> REQUIRED ACTIONS
1) Change "fdset" to "descriptor set" in the IMAP stalling thread, then give the part that opens with the words containing "- Shutdown signals" and closes with "returned an error.".
2) Carry the IMAP server stalling thread forward from its last line.

> PASSAGE
++++

Severe issue with high-volume IMAP server stalling, possible patch

Sat Feb 6 07:53:23 EST 2016

I agree on the fdset part. I guess the best (because of simple and easy
to understand) solution is what you already proposed: simply go on
`select`ing.

As far as I can see, the only consequences of your original proposal,
putting a small loop around the select statement:

- SIGCHLD will be handled slightly later -- I think that's fine
- SIGHUP will be handled later -- so the administrator has to wait for
ten seconds in the worst case when reloading services. I guess we can
also live with that pretty well.
- Shutdown signals might be late for ten seconds worst case. Again, I
think that's fine.

Or did I miss anything of relevance here?

Regards,
Jens

Am 06.02.2016 um 13:00 schrieb Bron Gondwana:
> I could buy repeating the whole thing for EINTR but not for EAGAIN.  Obviously everything is fine under non-heavy load no matter what.
> 
> I'm pretty sure your patch is wrong, because it will process the fdset that the select was supposed to fill even if the select returned an error.
> 
> You may have convinced me that my patch is wrong as well, and that we have to always check for the in_shutdown and sigquit magic in that tight loop in case it was a signal that needs to be responded to.
> 
> Bron.
> 
> On Sat, Feb 6, 2016, at 20:52, Jens Erat wrote:
>> Hi Bron,
>>
>> thank you for the fast reply.
>>
>>> One thing I would suggest is running something like nginx in front of
>> Cyrus, even if you only need it for authentication checks.
>>
>> We'll discuss this internally.
>>
>>> I believe this is the correct patch. If the select was interrupted
>> then it needs to be re-run, but there is no need to repeat all the other
>> work, so:
>>>
>>> - r = myselect(maxfd, &rfds, NULL, NULL, tvptr);
>>> - if (r == -1 && errno == EAGAIN) continue;
>>> - if (r == -1 && errno == EINTR) continue;
>>> + do {
>>> + r = myselect(maxfd, &rfds, NULL, NULL, tvptr);
>>> + } while (r == -1 && (errno == EAGAIN || errno == EINTR));
>>
>> From my very basic understanding on EAGAIN, this might be the right
>> thing to do. I'm not sure about EINTR, though.

++++

> MATERIAL SHOWN
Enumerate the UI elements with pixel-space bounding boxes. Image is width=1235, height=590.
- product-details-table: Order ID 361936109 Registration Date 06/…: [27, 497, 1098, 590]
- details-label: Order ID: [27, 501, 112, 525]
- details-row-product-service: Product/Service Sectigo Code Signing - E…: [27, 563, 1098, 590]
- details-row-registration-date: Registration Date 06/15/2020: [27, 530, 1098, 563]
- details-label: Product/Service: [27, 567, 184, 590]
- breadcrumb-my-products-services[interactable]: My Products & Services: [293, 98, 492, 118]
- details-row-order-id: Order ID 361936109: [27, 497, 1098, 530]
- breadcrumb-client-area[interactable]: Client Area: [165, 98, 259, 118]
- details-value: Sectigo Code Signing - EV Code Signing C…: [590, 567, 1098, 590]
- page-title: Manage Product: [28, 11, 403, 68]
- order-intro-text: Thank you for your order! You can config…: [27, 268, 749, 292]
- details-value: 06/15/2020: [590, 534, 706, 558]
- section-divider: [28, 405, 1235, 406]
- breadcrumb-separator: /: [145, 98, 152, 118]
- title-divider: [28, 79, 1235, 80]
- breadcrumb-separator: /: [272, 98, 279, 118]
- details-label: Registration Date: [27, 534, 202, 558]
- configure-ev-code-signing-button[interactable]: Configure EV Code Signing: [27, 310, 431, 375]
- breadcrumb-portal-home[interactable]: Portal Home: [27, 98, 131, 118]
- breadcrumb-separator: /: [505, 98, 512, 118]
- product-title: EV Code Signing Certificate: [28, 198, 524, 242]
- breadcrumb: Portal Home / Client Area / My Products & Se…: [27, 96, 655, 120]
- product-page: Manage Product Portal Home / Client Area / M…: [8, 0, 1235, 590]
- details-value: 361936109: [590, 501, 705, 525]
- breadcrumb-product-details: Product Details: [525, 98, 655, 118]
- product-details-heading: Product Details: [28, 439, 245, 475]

++++

> ANSWERS FOR THE EXERCISE
1)
- Shutdown signals might be late for ten seconds worst case. Again, I
think that's fine.

Or did I miss anything of relevance here?

Regards,
Jens

Am 06.02.2016 um 13:00 schrieb Bron Gondwana:
> I could buy repeating the whole thing for EINTR but not for EAGAIN.  Obviously everything is fine under non-heavy load no matter what.
> 
> I'm pretty sure your patch is wrong, because it will process the descriptor set that the select was supposed to fill even if the select returned an error.

2)
>>
>> Are you sure we want to keep on waiting when being interrupted? I'm
>> definitely not experienced as a systems and C programmer, but as far as
>> I know EINTR will only/usually be thrown if a signal was received. Is
>> receiving a signal not always an indication the master has something to
>> do, and should go on doing whatever this might be instead of waiting for
>> more messages?
>>
>> Regards,
>> Jens
>>
>> PS: I've added some people involved in the CC interested in the
>> conversation but not on the list.
>>
>> Am 06.02.2016 um 04:19 schrieb Bron Gondwana via Cyrus-devel:
>>> Thanks for the report.  I see your point - there's definitely a DOS possibility here.
>>>
>>> One thing I would suggest is running something like nginx in front of Cyrus, even if you only need it for authentication checks.
>>>
>>> I believe this is the correct patch.  If the select was interrupted then it needs to be re-run, but there is no need to repeat all the other work, so:
>>>
>>> -        r = myselect(maxfd, &rfds, NULL, NULL, tvptr);
>>> -        if (r == -1 && errno == EAGAIN) continue;
>>> -        if (r == -1 && errno == EINTR) continue;
>>> +        do {
>>> +            r = myselect(maxfd, &rfds, NULL, NULL, tvptr);
>>> +        } while (r == -1 && (errno == EAGAIN || errno == EINTR));
>>>
>>> I'm quite confident this is correct, so I will roll it out to FastMail's testing servers today.  If they are happy, I'll push it upstream with backports for 2.5 and 2.4.
>>>
>>> Cheers,
>>>
>>> Bron.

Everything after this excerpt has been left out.